*What you are asked to do*
All the data below goes into the copy word for word, but the pictures don't.

=-=-=-=-=

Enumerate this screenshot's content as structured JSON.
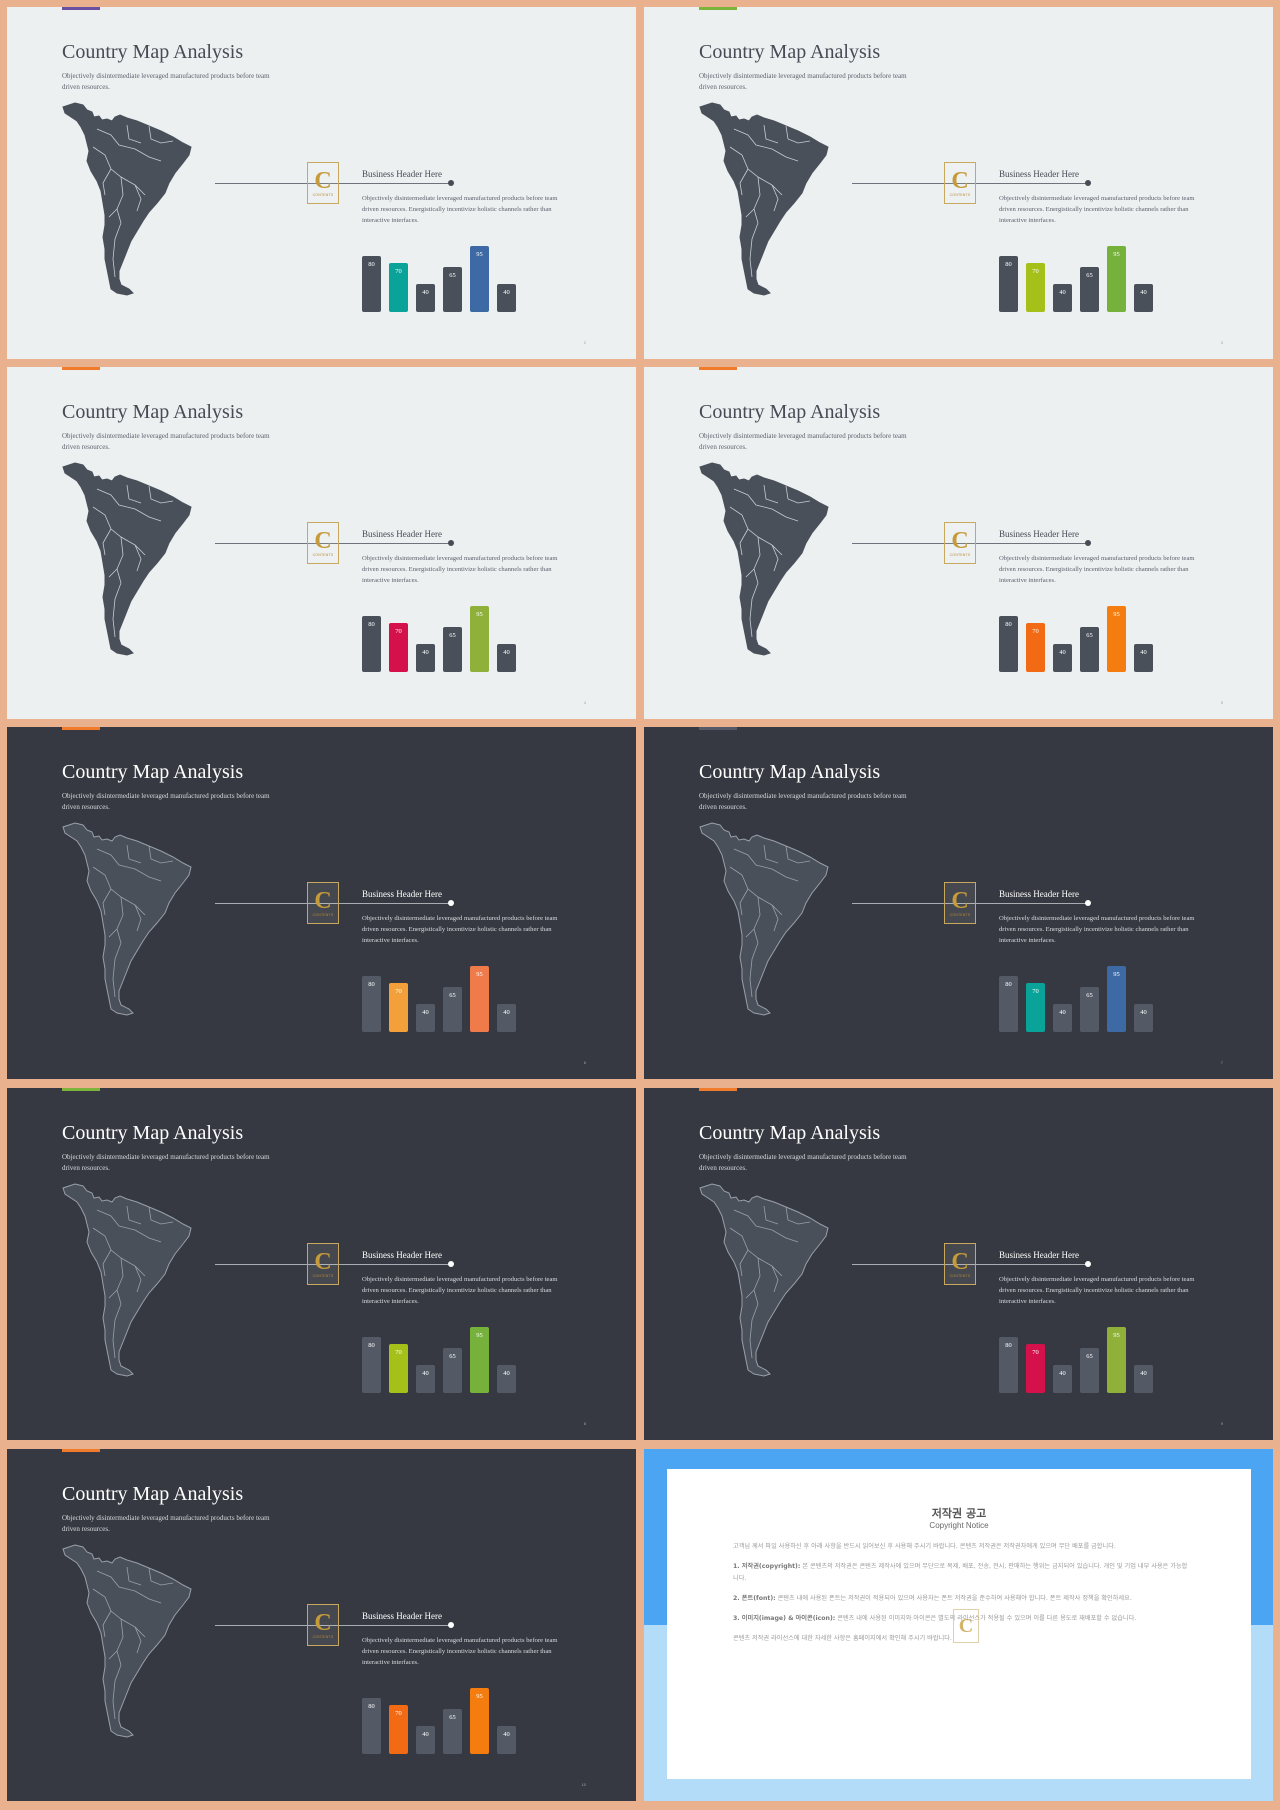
{
  "common": {
    "title": "Country Map Analysis",
    "subtitle": "Objectively disintermediate leveraged manufactured products before team driven resources.",
    "header": "Business Header Here",
    "body": "Objectively disintermediate leveraged manufactured products before team driven resources. Energistically incentivize holistic channels rather than interactive interfaces.",
    "logo_letter": "C",
    "logo_text": "CONTENTS"
  },
  "slides": [
    {
      "theme": "light",
      "accent": "#6a4fa3",
      "page": "2",
      "chart_data": {
        "type": "bar",
        "values": [
          80,
          70,
          40,
          65,
          95,
          40
        ],
        "colors": [
          "#4a505a",
          "#0aa39a",
          "#4a505a",
          "#4a505a",
          "#3d6aa4",
          "#4a505a"
        ]
      }
    },
    {
      "theme": "light",
      "accent": "#7bb33b",
      "page": "3",
      "chart_data": {
        "type": "bar",
        "values": [
          80,
          70,
          40,
          65,
          95,
          40
        ],
        "colors": [
          "#4a505a",
          "#a6c01a",
          "#4a505a",
          "#4a505a",
          "#76b13b",
          "#4a505a"
        ]
      }
    },
    {
      "theme": "light",
      "accent": "#f07b2b",
      "page": "4",
      "chart_data": {
        "type": "bar",
        "values": [
          80,
          70,
          40,
          65,
          95,
          40
        ],
        "colors": [
          "#4a505a",
          "#d5114b",
          "#4a505a",
          "#4a505a",
          "#8fb13a",
          "#4a505a"
        ]
      }
    },
    {
      "theme": "light",
      "accent": "#f07b2b",
      "page": "5",
      "chart_data": {
        "type": "bar",
        "values": [
          80,
          70,
          40,
          65,
          95,
          40
        ],
        "colors": [
          "#4a505a",
          "#f26a13",
          "#4a505a",
          "#4a505a",
          "#f57d0f",
          "#4a505a"
        ]
      }
    },
    {
      "theme": "dark",
      "accent": "#f07b2b",
      "page": "6",
      "chart_data": {
        "type": "bar",
        "values": [
          80,
          70,
          40,
          65,
          95,
          40
        ],
        "colors": [
          "#545a65",
          "#f3a03a",
          "#545a65",
          "#545a65",
          "#ef7a4a",
          "#545a65"
        ]
      }
    },
    {
      "theme": "dark",
      "accent": "#555a66",
      "page": "7",
      "chart_data": {
        "type": "bar",
        "values": [
          80,
          70,
          40,
          65,
          95,
          40
        ],
        "colors": [
          "#545a65",
          "#0aa39a",
          "#545a65",
          "#545a65",
          "#3d6aa4",
          "#545a65"
        ]
      }
    },
    {
      "theme": "dark",
      "accent": "#7bb33b",
      "page": "8",
      "chart_data": {
        "type": "bar",
        "values": [
          80,
          70,
          40,
          65,
          95,
          40
        ],
        "colors": [
          "#545a65",
          "#a6c01a",
          "#545a65",
          "#545a65",
          "#76b13b",
          "#545a65"
        ]
      }
    },
    {
      "theme": "dark",
      "accent": "#f07b2b",
      "page": "9",
      "chart_data": {
        "type": "bar",
        "values": [
          80,
          70,
          40,
          65,
          95,
          40
        ],
        "colors": [
          "#545a65",
          "#d5114b",
          "#545a65",
          "#545a65",
          "#8fb13a",
          "#545a65"
        ]
      }
    },
    {
      "theme": "dark",
      "accent": "#f07b2b",
      "page": "10",
      "chart_data": {
        "type": "bar",
        "values": [
          80,
          70,
          40,
          65,
          95,
          40
        ],
        "colors": [
          "#545a65",
          "#f26a13",
          "#545a65",
          "#545a65",
          "#f57d0f",
          "#545a65"
        ]
      }
    }
  ],
  "copyright": {
    "title": "저작권 공고",
    "subtitle": "Copyright Notice",
    "intro": "고객님 께서 파일 사용하신 후 아래 사항을 반드시 읽어보신 후 사용해 주시기 바랍니다. 콘텐츠 저작권은 저작권자에게 있으며 무단 배포를 금합니다.",
    "s1_head": "1. 저작권(copyright):",
    "s1_text": "본 콘텐츠의 저작권은 콘텐츠 제작사에 있으며 무단으로 복제, 배포, 전송, 전시, 판매하는 행위는 금지되어 있습니다. 개인 및 기업 내부 사용은 가능합니다.",
    "s2_head": "2. 폰트(font):",
    "s2_text": "콘텐츠 내에 사용된 폰트는 저작권이 적용되어 있으며 사용자는 폰트 저작권을 준수하여 사용해야 합니다. 폰트 제작사 정책을 확인하세요.",
    "s3_head": "3. 이미지(image) & 아이콘(icon):",
    "s3_text": "콘텐츠 내에 사용된 이미지와 아이콘은 별도의 라이선스가 적용될 수 있으며 이를 다른 용도로 재배포할 수 없습니다.",
    "outro": "콘텐츠 저작권 라이선스에 대한 자세한 사항은 홈페이지에서 확인해 주시기 바랍니다."
  }
}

=-=-=-=-=

*Solution for this task*
Enumerate this screenshot's content as structured JSON.
{
  "common": {
    "title": "Country Map Analysis",
    "subtitle": "Objectively disintermediate leveraged manufactured products before team driven resources.",
    "header": "Business Header Here",
    "body": "Objectively disintermediate leveraged manufactured products before team driven resources. Energistically incentivize holistic channels rather than interactive interfaces.",
    "logo_letter": "C",
    "logo_text": "CONTENTS"
  },
  "slides": [
    {
      "theme": "light",
      "accent": "#6a4fa3",
      "page": "2",
      "chart_data": {
        "type": "bar",
        "values": [
          80,
          70,
          40,
          65,
          95,
          40
        ],
        "colors": [
          "#4a505a",
          "#0aa39a",
          "#4a505a",
          "#4a505a",
          "#3d6aa4",
          "#4a505a"
        ]
      }
    },
    {
      "theme": "light",
      "accent": "#7bb33b",
      "page": "3",
      "chart_data": {
        "type": "bar",
        "values": [
          80,
          70,
          40,
          65,
          95,
          40
        ],
        "colors": [
          "#4a505a",
          "#a6c01a",
          "#4a505a",
          "#4a505a",
          "#76b13b",
          "#4a505a"
        ]
      }
    },
    {
      "theme": "light",
      "accent": "#f07b2b",
      "page": "4",
      "chart_data": {
        "type": "bar",
        "values": [
          80,
          70,
          40,
          65,
          95,
          40
        ],
        "colors": [
          "#4a505a",
          "#d5114b",
          "#4a505a",
          "#4a505a",
          "#8fb13a",
          "#4a505a"
        ]
      }
    },
    {
      "theme": "light",
      "accent": "#f07b2b",
      "page": "5",
      "chart_data": {
        "type": "bar",
        "values": [
          80,
          70,
          40,
          65,
          95,
          40
        ],
        "colors": [
          "#4a505a",
          "#f26a13",
          "#4a505a",
          "#4a505a",
          "#f57d0f",
          "#4a505a"
        ]
      }
    },
    {
      "theme": "dark",
      "accent": "#f07b2b",
      "page": "6",
      "chart_data": {
        "type": "bar",
        "values": [
          80,
          70,
          40,
          65,
          95,
          40
        ],
        "colors": [
          "#545a65",
          "#f3a03a",
          "#545a65",
          "#545a65",
          "#ef7a4a",
          "#545a65"
        ]
      }
    },
    {
      "theme": "dark",
      "accent": "#555a66",
      "page": "7",
      "chart_data": {
        "type": "bar",
        "values": [
          80,
          70,
          40,
          65,
          95,
          40
        ],
        "colors": [
          "#545a65",
          "#0aa39a",
          "#545a65",
          "#545a65",
          "#3d6aa4",
          "#545a65"
        ]
      }
    },
    {
      "theme": "dark",
      "accent": "#7bb33b",
      "page": "8",
      "chart_data": {
        "type": "bar",
        "values": [
          80,
          70,
          40,
          65,
          95,
          40
        ],
        "colors": [
          "#545a65",
          "#a6c01a",
          "#545a65",
          "#545a65",
          "#76b13b",
          "#545a65"
        ]
      }
    },
    {
      "theme": "dark",
      "accent": "#f07b2b",
      "page": "9",
      "chart_data": {
        "type": "bar",
        "values": [
          80,
          70,
          40,
          65,
          95,
          40
        ],
        "colors": [
          "#545a65",
          "#d5114b",
          "#545a65",
          "#545a65",
          "#8fb13a",
          "#545a65"
        ]
      }
    },
    {
      "theme": "dark",
      "accent": "#f07b2b",
      "page": "10",
      "chart_data": {
        "type": "bar",
        "values": [
          80,
          70,
          40,
          65,
          95,
          40
        ],
        "colors": [
          "#545a65",
          "#f26a13",
          "#545a65",
          "#545a65",
          "#f57d0f",
          "#545a65"
        ]
      }
    }
  ],
  "copyright": {
    "title": "저작권 공고",
    "subtitle": "Copyright Notice",
    "intro": "고객님 께서 파일 사용하신 후 아래 사항을 반드시 읽어보신 후 사용해 주시기 바랍니다. 콘텐츠 저작권은 저작권자에게 있으며 무단 배포를 금합니다.",
    "s1_head": "1. 저작권(copyright):",
    "s1_text": "본 콘텐츠의 저작권은 콘텐츠 제작사에 있으며 무단으로 복제, 배포, 전송, 전시, 판매하는 행위는 금지되어 있습니다. 개인 및 기업 내부 사용은 가능합니다.",
    "s2_head": "2. 폰트(font):",
    "s2_text": "콘텐츠 내에 사용된 폰트는 저작권이 적용되어 있으며 사용자는 폰트 저작권을 준수하여 사용해야 합니다. 폰트 제작사 정책을 확인하세요.",
    "s3_head": "3. 이미지(image) & 아이콘(icon):",
    "s3_text": "콘텐츠 내에 사용된 이미지와 아이콘은 별도의 라이선스가 적용될 수 있으며 이를 다른 용도로 재배포할 수 없습니다.",
    "outro": "콘텐츠 저작권 라이선스에 대한 자세한 사항은 홈페이지에서 확인해 주시기 바랍니다."
  }
}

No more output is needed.